STATED TASK: Return exactly, and only, the lines from the one holding "Convert this screenshot" through the one holding "Output a JSON", both included; the pictures stay out.

-- start DATASET CONTENT --

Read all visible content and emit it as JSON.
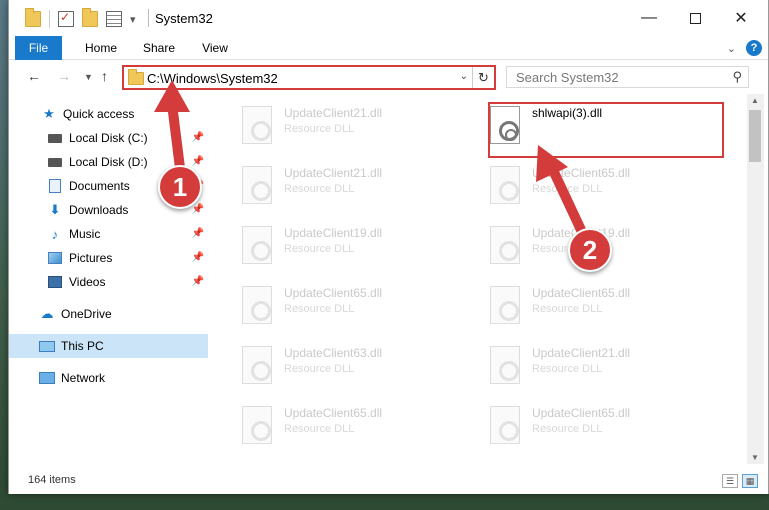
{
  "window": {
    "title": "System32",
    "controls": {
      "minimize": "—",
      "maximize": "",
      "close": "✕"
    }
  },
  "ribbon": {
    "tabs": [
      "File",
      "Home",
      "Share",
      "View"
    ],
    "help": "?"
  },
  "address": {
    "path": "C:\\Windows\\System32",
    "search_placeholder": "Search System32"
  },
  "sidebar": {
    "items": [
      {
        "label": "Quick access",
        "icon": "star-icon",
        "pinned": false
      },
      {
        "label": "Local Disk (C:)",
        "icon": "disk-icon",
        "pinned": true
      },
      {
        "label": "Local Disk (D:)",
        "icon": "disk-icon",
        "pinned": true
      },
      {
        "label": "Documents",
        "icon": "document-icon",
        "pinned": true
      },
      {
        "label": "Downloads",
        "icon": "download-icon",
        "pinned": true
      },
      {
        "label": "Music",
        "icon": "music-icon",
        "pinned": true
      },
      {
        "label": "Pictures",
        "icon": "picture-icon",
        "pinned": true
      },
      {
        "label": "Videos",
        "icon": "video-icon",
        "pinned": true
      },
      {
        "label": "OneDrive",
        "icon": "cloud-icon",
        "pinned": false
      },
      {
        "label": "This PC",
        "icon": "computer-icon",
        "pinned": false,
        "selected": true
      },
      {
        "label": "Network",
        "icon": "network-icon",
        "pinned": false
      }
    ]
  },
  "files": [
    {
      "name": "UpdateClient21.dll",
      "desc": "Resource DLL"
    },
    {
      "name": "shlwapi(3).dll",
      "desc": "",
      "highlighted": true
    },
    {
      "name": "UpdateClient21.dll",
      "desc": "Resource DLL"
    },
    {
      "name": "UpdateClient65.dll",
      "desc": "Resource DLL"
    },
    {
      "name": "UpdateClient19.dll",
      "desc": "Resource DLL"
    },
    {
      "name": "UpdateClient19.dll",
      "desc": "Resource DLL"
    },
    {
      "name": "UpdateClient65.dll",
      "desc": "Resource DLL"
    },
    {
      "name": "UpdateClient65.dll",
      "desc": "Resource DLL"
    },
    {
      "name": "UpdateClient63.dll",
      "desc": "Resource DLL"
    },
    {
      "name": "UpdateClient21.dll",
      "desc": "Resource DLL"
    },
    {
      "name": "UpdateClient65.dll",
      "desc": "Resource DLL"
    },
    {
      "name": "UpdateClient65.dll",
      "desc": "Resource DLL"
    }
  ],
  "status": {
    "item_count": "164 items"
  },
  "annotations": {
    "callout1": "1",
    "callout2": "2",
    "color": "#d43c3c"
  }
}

-- end DATASET CONTENT --
-- start DATASET CONTENT --

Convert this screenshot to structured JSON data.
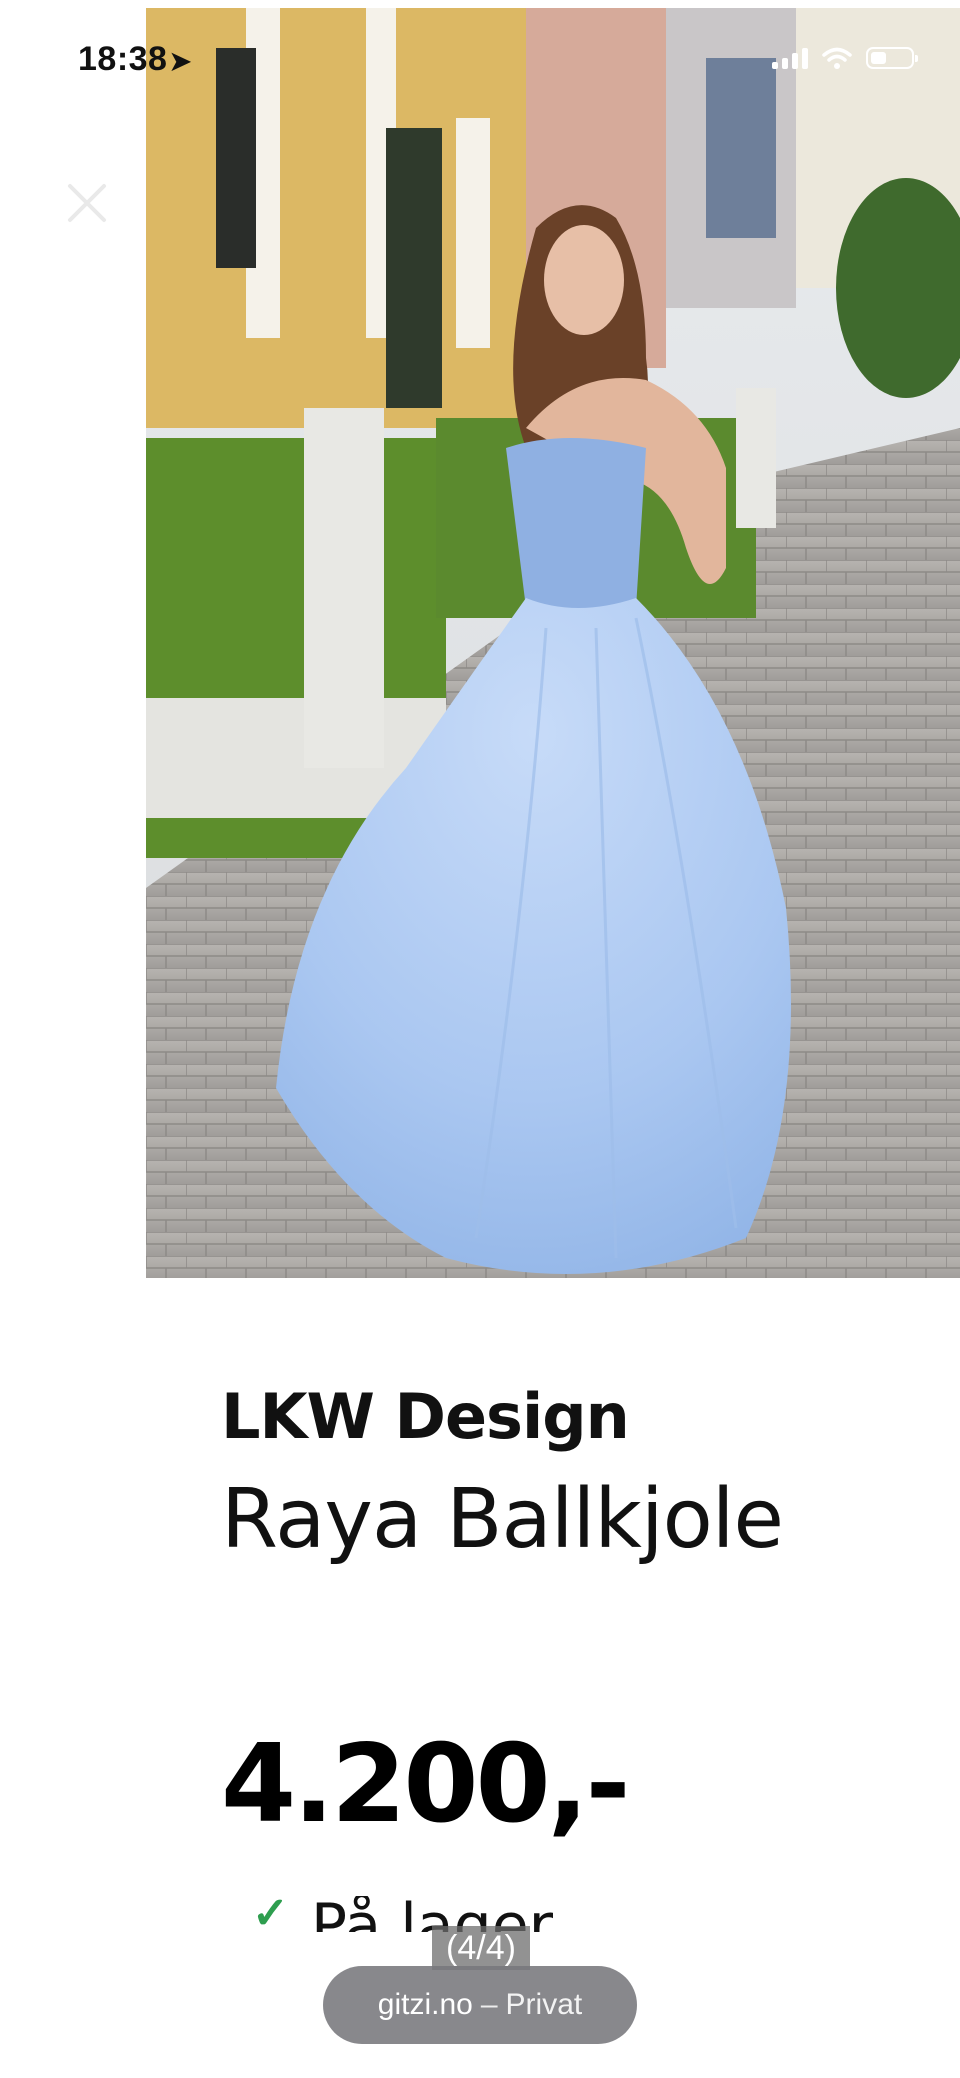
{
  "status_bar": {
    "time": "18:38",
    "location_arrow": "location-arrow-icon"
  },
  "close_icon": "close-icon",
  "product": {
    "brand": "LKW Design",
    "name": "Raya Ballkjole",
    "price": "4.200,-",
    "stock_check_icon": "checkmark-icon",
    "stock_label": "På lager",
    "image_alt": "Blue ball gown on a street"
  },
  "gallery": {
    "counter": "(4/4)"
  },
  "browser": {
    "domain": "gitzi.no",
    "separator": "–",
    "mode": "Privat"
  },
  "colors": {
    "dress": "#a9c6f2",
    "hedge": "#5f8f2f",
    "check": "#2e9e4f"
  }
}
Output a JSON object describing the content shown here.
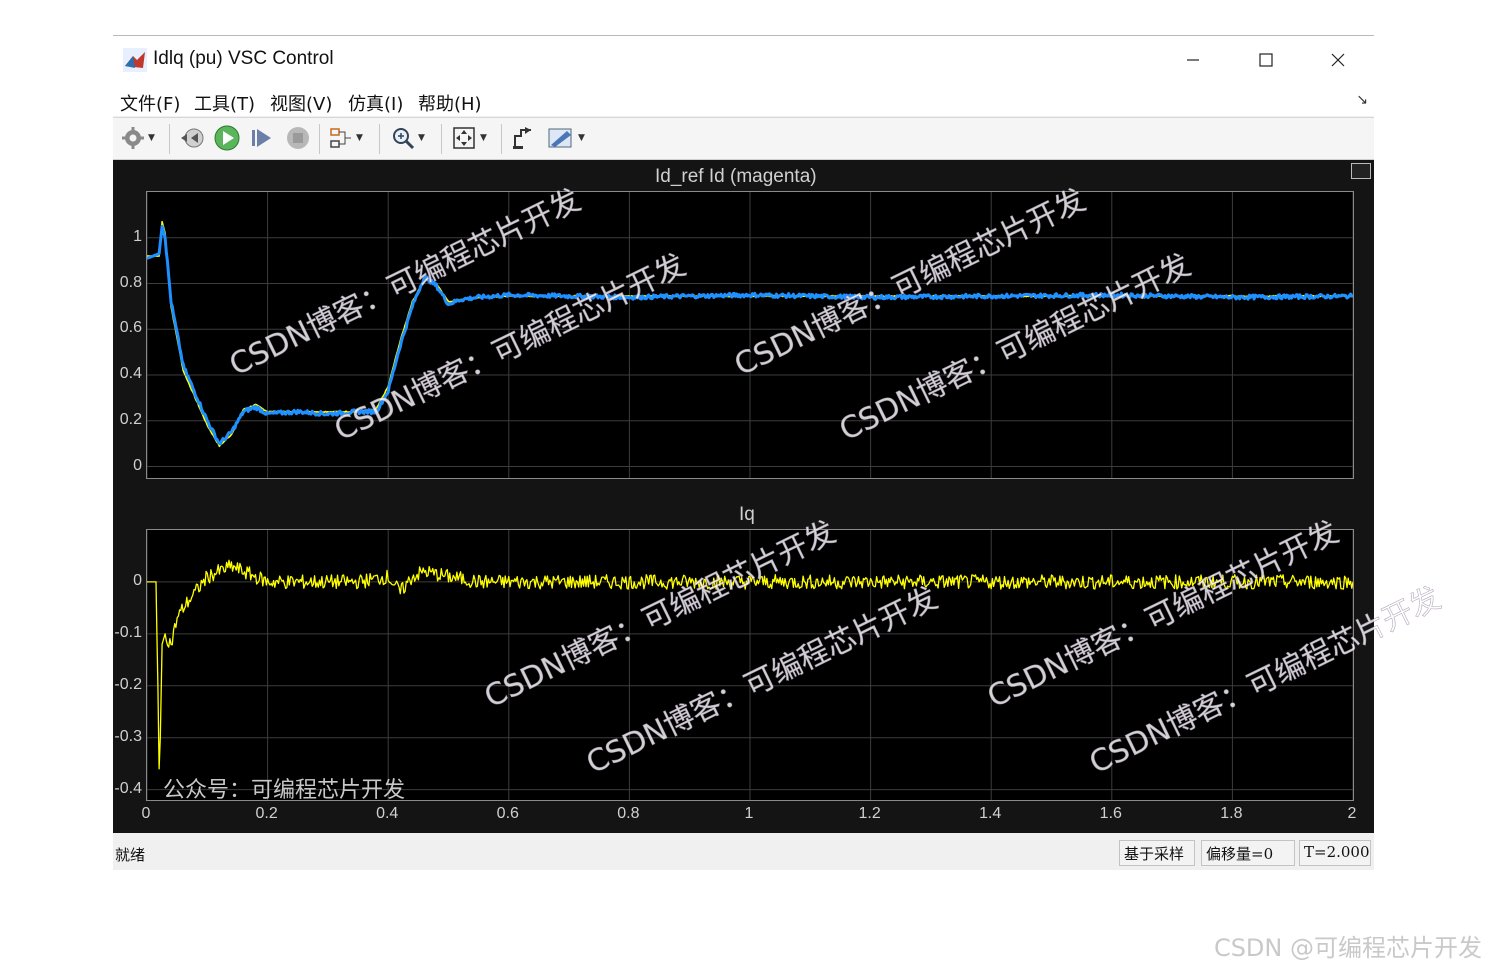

-- end DATASET CONTENT --

TASK ANSWER:
Convert this screenshot to structured JSON data.
{
  "status_bar": {
    "time": "18:38",
    "location_arrow": "location-arrow-icon"
  },
  "close_icon": "close-icon",
  "product": {
    "brand": "LKW Design",
    "name": "Raya Ballkjole",
    "price": "4.200,-",
    "stock_check_icon": "checkmark-icon",
    "stock_label": "På lager",
    "image_alt": "Blue ball gown on a street"
  },
  "gallery": {
    "counter": "(4/4)"
  },
  "browser": {
    "domain": "gitzi.no",
    "separator": "–",
    "mode": "Privat"
  },
  "colors": {
    "dress": "#a9c6f2",
    "hedge": "#5f8f2f",
    "check": "#2e9e4f"
  }
}
Output a JSON object describing the content shown here.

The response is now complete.